### Written task
Report every line in the listing that contains the string "akit".

[Data entries]
>>>>>

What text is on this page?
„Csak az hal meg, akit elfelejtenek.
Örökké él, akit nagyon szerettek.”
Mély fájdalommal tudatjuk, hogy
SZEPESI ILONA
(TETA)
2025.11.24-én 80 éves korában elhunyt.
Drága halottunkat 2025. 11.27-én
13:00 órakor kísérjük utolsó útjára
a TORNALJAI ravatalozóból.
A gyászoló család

<<<<<

### The output
„Csak az hal meg, akit elfelejtenek.
Örökké él, akit nagyon szerettek.”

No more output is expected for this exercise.